[WHAT IS REQUIRED] Every entry must be duplicated precisely as written.

[GIVEN DATA]

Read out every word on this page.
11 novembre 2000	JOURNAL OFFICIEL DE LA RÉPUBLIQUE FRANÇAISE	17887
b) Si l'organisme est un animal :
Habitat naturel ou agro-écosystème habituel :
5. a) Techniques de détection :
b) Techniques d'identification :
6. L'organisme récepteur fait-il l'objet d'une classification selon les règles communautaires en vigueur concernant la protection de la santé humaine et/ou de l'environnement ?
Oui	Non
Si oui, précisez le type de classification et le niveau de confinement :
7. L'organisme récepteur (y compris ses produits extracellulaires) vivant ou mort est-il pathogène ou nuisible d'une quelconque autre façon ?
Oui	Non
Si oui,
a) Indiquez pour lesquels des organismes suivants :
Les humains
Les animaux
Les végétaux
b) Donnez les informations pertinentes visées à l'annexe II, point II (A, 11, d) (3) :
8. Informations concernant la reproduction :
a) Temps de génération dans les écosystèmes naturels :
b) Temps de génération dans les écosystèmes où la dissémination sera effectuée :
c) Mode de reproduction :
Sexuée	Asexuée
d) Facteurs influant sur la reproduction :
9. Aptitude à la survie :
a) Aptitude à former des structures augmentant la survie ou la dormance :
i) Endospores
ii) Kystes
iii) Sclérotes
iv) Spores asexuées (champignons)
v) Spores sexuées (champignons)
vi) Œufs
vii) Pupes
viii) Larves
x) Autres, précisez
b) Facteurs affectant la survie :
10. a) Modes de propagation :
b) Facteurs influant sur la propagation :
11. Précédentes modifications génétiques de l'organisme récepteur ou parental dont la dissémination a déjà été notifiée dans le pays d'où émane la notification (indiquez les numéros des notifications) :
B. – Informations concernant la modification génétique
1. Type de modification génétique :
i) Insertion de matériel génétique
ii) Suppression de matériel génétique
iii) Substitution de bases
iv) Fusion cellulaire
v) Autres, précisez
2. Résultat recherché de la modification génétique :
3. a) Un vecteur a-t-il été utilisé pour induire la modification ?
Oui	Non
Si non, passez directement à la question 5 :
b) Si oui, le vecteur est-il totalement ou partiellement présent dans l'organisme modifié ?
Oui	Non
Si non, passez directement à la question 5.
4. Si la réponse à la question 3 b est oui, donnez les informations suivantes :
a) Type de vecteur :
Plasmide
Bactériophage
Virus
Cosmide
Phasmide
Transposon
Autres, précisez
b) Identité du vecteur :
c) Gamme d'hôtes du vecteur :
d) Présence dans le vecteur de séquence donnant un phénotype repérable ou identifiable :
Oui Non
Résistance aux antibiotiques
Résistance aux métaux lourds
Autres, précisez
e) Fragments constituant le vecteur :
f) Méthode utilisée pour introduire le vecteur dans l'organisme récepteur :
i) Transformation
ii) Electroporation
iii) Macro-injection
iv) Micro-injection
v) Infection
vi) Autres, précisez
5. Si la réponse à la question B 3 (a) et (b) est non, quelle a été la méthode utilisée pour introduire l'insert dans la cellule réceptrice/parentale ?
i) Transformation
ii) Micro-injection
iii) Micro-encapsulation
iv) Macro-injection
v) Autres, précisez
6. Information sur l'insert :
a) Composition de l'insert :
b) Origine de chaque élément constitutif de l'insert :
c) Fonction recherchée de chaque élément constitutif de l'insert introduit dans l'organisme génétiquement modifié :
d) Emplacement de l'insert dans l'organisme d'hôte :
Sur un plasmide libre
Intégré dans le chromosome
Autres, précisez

[YOUR RESPONSE]
Read out every word on this page.
11 novembre 2000	JOURNAL OFFICIEL DE LA RÉPUBLIQUE FRANÇAISE	17887
b) Si l'organisme est un animal :
Habitat naturel ou agro-écosystème habituel :
5. a) Techniques de détection :
b) Techniques d'identification :
6. L'organisme récepteur fait-il l'objet d'une classification selon les règles communautaires en vigueur concernant la protection de la santé humaine et/ou de l'environnement ?
Oui	Non
Si oui, précisez le type de classification et le niveau de confinement :
7. L'organisme récepteur (y compris ses produits extracellulaires) vivant ou mort est-il pathogène ou nuisible d'une quelconque autre façon ?
Oui	Non
Si oui,
a) Indiquez pour lesquels des organismes suivants :
Les humains
Les animaux
Les végétaux
b) Donnez les informations pertinentes visées à l'annexe II, point II (A, 11, d) (3) :
8. Informations concernant la reproduction :
a) Temps de génération dans les écosystèmes naturels :
b) Temps de génération dans les écosystèmes où la dissémination sera effectuée :
c) Mode de reproduction :
Sexuée	Asexuée
d) Facteurs influant sur la reproduction :
9. Aptitude à la survie :
a) Aptitude à former des structures augmentant la survie ou la dormance :
i) Endospores
ii) Kystes
iii) Sclérotes
iv) Spores asexuées (champignons)
v) Spores sexuées (champignons)
vi) Œufs
vii) Pupes
viii) Larves
x) Autres, précisez
b) Facteurs affectant la survie :
10. a) Modes de propagation :
b) Facteurs influant sur la propagation :
11. Précédentes modifications génétiques de l'organisme récepteur ou parental dont la dissémination a déjà été notifiée dans le pays d'où émane la notification (indiquez les numéros des notifications) :
B. – Informations concernant la modification génétique
1. Type de modification génétique :
i) Insertion de matériel génétique
ii) Suppression de matériel génétique
iii) Substitution de bases
iv) Fusion cellulaire
v) Autres, précisez
2. Résultat recherché de la modification génétique :
3. a) Un vecteur a-t-il été utilisé pour induire la modification ?
Oui	Non
Si non, passez directement à la question 5 :
b) Si oui, le vecteur est-il totalement ou partiellement présent dans l'organisme modifié ?
Oui	Non
Si non, passez directement à la question 5.
4. Si la réponse à la question 3 b est oui, donnez les informations suivantes :
a) Type de vecteur :
Plasmide
Bactériophage
Virus
Cosmide
Phasmide
Transposon
Autres, précisez
b) Identité du vecteur :
c) Gamme d'hôtes du vecteur :
d) Présence dans le vecteur de séquence donnant un phénotype repérable ou identifiable :
Oui Non
Résistance aux antibiotiques
Résistance aux métaux lourds
Autres, précisez
e) Fragments constituant le vecteur :
f) Méthode utilisée pour introduire le vecteur dans l'organisme récepteur :
i) Transformation
ii) Electroporation
iii) Macro-injection
iv) Micro-injection
v) Infection
vi) Autres, précisez
5. Si la réponse à la question B 3 (a) et (b) est non, quelle a été la méthode utilisée pour introduire l'insert dans la cellule réceptrice/parentale ?
i) Transformation
ii) Micro-injection
iii) Micro-encapsulation
iv) Macro-injection
v) Autres, précisez
6. Information sur l'insert :
a) Composition de l'insert :
b) Origine de chaque élément constitutif de l'insert :
c) Fonction recherchée de chaque élément constitutif de l'insert introduit dans l'organisme génétiquement modifié :
d) Emplacement de l'insert dans l'organisme d'hôte :
Sur un plasmide libre
Intégré dans le chromosome
Autres, précisez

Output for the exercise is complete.